PROBLEM TO SOLVE :: Look through the lines and report how many include the word "дисковод", giving nothing but the number.

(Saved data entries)
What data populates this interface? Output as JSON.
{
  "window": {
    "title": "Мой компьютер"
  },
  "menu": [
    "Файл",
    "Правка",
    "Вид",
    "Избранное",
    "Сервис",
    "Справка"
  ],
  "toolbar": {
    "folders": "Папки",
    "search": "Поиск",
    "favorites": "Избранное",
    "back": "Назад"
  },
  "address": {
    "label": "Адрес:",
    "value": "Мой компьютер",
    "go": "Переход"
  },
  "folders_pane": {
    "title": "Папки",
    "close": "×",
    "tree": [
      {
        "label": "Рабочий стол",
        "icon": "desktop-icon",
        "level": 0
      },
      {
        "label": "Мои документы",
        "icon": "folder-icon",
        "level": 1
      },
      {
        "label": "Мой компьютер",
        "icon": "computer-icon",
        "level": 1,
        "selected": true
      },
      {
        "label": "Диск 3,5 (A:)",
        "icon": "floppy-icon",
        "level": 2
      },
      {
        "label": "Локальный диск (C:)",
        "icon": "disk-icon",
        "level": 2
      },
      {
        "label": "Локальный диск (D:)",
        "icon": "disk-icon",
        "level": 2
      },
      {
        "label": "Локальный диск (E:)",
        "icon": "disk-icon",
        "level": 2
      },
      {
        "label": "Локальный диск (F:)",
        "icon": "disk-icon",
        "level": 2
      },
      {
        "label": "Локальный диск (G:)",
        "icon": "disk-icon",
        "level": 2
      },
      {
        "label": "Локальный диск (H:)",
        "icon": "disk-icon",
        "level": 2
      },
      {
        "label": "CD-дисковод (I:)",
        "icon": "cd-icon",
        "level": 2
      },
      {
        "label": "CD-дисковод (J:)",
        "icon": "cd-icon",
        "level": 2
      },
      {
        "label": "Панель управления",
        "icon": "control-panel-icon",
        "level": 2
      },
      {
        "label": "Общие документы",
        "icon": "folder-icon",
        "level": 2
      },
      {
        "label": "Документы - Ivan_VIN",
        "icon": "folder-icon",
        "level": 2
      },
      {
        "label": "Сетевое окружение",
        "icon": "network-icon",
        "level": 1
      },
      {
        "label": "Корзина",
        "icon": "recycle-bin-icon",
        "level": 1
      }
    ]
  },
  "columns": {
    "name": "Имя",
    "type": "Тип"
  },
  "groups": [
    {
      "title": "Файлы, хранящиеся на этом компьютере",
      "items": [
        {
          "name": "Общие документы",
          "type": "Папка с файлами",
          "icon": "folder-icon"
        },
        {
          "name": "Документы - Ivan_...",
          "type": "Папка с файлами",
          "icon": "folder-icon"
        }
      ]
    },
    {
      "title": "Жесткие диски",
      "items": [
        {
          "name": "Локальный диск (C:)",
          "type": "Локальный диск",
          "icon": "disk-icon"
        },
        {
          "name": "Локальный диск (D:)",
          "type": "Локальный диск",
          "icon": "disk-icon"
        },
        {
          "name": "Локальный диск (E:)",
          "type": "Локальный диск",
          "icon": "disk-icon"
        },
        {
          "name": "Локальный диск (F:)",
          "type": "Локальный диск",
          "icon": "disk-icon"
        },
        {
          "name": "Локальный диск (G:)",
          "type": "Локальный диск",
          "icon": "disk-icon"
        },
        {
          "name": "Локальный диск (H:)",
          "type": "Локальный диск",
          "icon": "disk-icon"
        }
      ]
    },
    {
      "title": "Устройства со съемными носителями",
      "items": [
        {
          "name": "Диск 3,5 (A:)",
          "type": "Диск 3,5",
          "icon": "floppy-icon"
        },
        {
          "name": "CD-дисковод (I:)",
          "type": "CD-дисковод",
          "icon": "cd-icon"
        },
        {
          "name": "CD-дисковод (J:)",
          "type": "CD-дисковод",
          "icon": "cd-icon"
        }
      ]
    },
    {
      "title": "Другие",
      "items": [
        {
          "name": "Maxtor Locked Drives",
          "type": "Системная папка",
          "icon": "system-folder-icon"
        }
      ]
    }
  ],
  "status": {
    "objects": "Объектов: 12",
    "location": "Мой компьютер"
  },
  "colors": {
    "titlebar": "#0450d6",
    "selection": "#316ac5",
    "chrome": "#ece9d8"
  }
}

PROBLEM SOLUTION :: 6